What you should do: Transcribe every record that appears below, exactly and in full.

• • • • •

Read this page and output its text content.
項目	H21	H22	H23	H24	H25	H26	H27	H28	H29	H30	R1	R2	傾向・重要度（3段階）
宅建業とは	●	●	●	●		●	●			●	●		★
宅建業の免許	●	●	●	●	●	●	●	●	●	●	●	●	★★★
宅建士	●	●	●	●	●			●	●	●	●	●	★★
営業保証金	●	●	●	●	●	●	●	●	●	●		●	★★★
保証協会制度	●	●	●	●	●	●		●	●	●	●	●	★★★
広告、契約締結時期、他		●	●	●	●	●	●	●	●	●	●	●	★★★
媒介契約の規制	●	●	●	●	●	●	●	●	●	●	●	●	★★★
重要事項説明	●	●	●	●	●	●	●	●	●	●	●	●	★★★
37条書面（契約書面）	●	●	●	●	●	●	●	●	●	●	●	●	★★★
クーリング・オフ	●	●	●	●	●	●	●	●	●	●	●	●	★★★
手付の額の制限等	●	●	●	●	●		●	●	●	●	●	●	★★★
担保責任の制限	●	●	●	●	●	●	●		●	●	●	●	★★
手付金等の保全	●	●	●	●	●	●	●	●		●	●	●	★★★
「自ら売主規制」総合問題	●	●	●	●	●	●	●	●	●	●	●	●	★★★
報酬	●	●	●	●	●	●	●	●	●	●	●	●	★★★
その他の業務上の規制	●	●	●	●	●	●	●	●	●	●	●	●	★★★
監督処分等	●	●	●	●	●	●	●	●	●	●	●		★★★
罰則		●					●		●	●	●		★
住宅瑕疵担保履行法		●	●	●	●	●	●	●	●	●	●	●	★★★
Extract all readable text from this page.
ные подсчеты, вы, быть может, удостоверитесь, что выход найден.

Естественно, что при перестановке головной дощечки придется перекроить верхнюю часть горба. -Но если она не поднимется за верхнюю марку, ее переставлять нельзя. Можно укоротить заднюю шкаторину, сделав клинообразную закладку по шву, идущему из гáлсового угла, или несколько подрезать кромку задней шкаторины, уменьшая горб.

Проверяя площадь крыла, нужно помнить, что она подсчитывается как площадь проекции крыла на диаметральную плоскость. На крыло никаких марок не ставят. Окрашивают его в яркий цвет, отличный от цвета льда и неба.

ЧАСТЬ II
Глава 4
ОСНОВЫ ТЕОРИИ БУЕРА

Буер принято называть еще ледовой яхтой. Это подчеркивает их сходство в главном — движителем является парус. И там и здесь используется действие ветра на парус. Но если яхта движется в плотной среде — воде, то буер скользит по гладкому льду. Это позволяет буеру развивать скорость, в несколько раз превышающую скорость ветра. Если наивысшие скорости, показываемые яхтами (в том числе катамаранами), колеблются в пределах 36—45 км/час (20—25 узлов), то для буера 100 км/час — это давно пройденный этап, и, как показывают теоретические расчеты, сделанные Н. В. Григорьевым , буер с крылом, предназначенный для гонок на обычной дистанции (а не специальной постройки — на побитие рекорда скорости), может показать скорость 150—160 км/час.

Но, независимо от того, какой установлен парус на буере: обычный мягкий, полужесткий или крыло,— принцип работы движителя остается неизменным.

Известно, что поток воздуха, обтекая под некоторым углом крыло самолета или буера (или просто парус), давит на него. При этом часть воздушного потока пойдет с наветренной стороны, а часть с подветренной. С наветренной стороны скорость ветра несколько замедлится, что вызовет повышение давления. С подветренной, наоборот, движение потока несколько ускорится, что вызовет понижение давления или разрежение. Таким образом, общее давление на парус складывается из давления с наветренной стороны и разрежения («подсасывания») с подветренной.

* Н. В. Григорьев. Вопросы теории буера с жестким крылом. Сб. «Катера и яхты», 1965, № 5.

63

• • • • •

Response to the task:
Read this page and output its text content.
項目	H21	H22	H23	H24	H25	H26	H27	H28	H29	H30	R1	R2	傾向・重要度（3段階）
宅建業とは	●	●	●	●		●	●			●	●		★
宅建業の免許	●	●	●	●	●	●	●	●	●	●	●	●	★★★
宅建士	●	●	●	●	●			●	●	●	●	●	★★
営業保証金	●	●	●	●	●	●	●	●	●	●		●	★★★
保証協会制度	●	●	●	●	●	●		●	●	●	●	●	★★★
広告、契約締結時期、他		●	●	●	●	●	●	●	●	●	●	●	★★★
媒介契約の規制	●	●	●	●	●	●	●	●	●	●	●	●	★★★
重要事項説明	●	●	●	●	●	●	●	●	●	●	●	●	★★★
37条書面（契約書面）	●	●	●	●	●	●	●	●	●	●	●	●	★★★
クーリング・オフ	●	●	●	●	●	●	●	●	●	●	●	●	★★★
手付の額の制限等	●	●	●	●	●		●	●	●	●	●	●	★★★
担保責任の制限	●	●	●	●	●	●	●		●	●	●	●	★★
手付金等の保全	●	●	●	●	●	●	●	●		●	●	●	★★★
「自ら売主規制」総合問題	●	●	●	●	●	●	●	●	●	●	●	●	★★★
報酬	●	●	●	●	●	●	●	●	●	●	●	●	★★★
その他の業務上の規制	●	●	●	●	●	●	●	●	●	●	●	●	★★★
監督処分等	●	●	●	●	●	●	●	●	●	●	●		★★★
罰則		●					●		●	●	●		★
住宅瑕疵担保履行法		●	●	●	●	●	●	●	●	●	●	●	★★★
Extract all readable text from this page.
ные подсчеты, вы, быть может, удостоверитесь, что выход найден.

Естественно, что при перестановке головной дощечки придется перекроить верхнюю часть горба. -Но если она не поднимется за верхнюю марку, ее переставлять нельзя. Можно укоротить заднюю шкаторину, сделав клинообразную закладку по шву, идущему из гáлсового угла, или несколько подрезать кромку задней шкаторины, уменьшая горб.

Проверяя площадь крыла, нужно помнить, что она подсчитывается как площадь проекции крыла на диаметральную плоскость. На крыло никаких марок не ставят. Окрашивают его в яркий цвет, отличный от цвета льда и неба.

ЧАСТЬ II
Глава 4
ОСНОВЫ ТЕОРИИ БУЕРА

Буер принято называть еще ледовой яхтой. Это подчеркивает их сходство в главном — движителем является парус. И там и здесь используется действие ветра на парус. Но если яхта движется в плотной среде — воде, то буер скользит по гладкому льду. Это позволяет буеру развивать скорость, в несколько раз превышающую скорость ветра. Если наивысшие скорости, показываемые яхтами (в том числе катамаранами), колеблются в пределах 36—45 км/час (20—25 узлов), то для буера 100 км/час — это давно пройденный этап, и, как показывают теоретические расчеты, сделанные Н. В. Григорьевым , буер с крылом, предназначенный для гонок на обычной дистанции (а не специальной постройки — на побитие рекорда скорости), может показать скорость 150—160 км/час.

Но, независимо от того, какой установлен парус на буере: обычный мягкий, полужесткий или крыло,— принцип работы движителя остается неизменным.

Известно, что поток воздуха, обтекая под некоторым углом крыло самолета или буера (или просто парус), давит на него. При этом часть воздушного потока пойдет с наветренной стороны, а часть с подветренной. С наветренной стороны скорость ветра несколько замедлится, что вызовет повышение давления. С подветренной, наоборот, движение потока несколько ускорится, что вызовет понижение давления или разрежение. Таким образом, общее давление на парус складывается из давления с наветренной стороны и разрежения («подсасывания») с подветренной.

* Н. В. Григорьев. Вопросы теории буера с жестким крылом. Сб. «Катера и яхты», 1965, № 5.

63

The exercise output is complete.